*** Records for the exercise ***

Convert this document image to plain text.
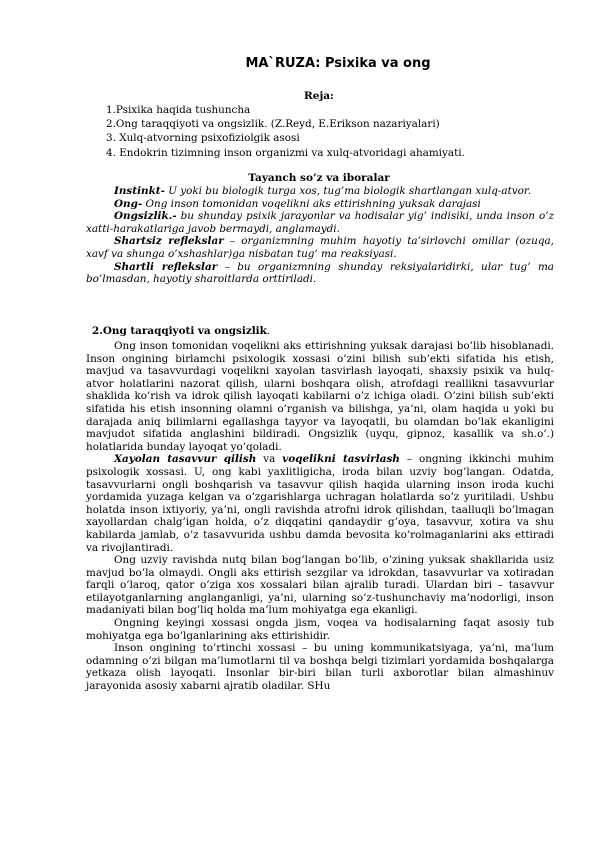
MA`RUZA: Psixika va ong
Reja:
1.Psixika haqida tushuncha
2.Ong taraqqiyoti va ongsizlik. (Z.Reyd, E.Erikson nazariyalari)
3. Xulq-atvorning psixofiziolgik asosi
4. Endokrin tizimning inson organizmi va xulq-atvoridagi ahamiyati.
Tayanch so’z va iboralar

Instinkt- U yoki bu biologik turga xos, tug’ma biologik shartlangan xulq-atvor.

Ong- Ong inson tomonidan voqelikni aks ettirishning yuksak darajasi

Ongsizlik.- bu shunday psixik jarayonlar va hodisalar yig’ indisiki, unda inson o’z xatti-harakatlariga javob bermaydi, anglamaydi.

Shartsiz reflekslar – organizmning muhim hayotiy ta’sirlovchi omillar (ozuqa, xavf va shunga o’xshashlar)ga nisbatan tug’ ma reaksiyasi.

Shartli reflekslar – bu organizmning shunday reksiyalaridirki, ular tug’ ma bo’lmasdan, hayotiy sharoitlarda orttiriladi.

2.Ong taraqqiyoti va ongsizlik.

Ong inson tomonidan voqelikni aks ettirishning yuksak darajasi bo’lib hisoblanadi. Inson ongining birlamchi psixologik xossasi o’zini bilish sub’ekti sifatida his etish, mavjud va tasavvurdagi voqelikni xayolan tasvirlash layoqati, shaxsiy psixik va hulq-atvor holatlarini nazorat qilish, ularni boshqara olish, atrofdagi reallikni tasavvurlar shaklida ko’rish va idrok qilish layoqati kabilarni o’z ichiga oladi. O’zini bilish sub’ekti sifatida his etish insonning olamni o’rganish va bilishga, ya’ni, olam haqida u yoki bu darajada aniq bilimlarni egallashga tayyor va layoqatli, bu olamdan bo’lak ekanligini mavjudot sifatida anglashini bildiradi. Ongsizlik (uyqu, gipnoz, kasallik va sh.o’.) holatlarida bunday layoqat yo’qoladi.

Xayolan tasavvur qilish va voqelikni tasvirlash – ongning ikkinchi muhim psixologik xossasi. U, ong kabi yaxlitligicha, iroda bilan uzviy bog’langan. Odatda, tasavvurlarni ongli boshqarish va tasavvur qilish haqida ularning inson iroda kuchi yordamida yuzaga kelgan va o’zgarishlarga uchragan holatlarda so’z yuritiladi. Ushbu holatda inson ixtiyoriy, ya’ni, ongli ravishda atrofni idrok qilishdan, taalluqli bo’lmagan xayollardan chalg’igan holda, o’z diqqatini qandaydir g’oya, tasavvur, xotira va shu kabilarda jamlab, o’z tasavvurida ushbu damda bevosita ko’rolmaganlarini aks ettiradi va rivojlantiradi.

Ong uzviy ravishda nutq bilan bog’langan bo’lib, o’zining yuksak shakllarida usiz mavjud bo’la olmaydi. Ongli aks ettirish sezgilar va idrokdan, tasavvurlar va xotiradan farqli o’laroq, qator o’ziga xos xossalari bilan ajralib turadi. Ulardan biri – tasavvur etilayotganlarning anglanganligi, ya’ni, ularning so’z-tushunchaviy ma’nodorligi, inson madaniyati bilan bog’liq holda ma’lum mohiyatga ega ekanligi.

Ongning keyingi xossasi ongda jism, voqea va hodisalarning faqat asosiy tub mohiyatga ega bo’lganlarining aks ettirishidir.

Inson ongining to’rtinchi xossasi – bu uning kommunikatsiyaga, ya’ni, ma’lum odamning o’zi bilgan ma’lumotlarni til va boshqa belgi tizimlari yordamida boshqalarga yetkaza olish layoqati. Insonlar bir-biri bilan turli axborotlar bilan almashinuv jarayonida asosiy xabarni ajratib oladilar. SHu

***
*** Records for the exercise ***

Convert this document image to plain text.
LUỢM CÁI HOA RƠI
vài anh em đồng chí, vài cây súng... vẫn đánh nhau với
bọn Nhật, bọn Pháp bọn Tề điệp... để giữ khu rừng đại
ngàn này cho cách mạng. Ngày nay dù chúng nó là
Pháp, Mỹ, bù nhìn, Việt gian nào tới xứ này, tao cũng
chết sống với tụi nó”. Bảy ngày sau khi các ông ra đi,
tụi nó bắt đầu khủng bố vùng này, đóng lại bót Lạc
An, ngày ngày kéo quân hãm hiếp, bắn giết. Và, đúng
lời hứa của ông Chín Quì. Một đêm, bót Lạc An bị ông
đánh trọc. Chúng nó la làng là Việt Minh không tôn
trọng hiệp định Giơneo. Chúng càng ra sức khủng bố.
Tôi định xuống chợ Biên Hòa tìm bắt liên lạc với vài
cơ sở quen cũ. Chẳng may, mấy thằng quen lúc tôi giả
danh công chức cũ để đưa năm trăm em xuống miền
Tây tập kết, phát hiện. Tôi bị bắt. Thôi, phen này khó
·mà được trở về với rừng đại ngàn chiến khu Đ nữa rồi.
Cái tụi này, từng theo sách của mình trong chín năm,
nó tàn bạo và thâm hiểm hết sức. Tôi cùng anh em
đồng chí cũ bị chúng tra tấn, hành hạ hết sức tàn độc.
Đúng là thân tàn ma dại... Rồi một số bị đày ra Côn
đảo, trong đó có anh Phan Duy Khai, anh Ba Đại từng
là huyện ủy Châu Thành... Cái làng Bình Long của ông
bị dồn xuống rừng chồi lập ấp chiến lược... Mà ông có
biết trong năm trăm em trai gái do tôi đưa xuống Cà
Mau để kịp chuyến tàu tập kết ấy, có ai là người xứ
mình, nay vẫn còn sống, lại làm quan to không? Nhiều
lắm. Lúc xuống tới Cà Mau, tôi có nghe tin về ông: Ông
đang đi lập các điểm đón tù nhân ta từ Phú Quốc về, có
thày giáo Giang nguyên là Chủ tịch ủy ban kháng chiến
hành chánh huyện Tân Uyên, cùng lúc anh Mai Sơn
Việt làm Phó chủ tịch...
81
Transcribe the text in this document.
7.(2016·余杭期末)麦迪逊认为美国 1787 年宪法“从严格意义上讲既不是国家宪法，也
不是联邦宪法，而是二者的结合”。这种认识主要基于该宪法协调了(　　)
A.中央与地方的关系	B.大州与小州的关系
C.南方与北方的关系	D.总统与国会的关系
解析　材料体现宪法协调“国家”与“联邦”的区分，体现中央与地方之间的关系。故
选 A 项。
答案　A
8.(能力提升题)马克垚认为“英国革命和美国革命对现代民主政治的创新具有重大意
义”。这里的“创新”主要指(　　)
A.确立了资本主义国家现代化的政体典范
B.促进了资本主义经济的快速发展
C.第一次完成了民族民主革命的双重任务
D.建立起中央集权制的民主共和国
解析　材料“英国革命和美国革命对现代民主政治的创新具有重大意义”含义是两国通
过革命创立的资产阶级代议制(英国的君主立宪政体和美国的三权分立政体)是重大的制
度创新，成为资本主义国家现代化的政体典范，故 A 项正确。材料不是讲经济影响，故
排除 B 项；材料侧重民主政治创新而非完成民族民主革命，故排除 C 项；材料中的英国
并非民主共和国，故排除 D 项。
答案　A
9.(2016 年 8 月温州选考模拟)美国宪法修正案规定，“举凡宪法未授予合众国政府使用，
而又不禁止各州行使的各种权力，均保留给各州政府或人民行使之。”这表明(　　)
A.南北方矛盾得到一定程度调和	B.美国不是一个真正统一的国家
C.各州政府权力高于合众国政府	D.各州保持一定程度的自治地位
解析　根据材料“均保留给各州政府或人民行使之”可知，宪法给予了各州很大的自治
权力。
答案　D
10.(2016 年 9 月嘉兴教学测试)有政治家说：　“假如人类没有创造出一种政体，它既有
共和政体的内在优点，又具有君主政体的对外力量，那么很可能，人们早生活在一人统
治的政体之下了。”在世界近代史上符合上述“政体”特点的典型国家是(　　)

***

What to produce: All lines in the data that contain the word "làng" should be copied.

Exercise answer:
đánh trọc. Chúng nó la làng là Việt Minh không tôn
là huyện ủy Châu Thành... Cái làng Bình Long của ông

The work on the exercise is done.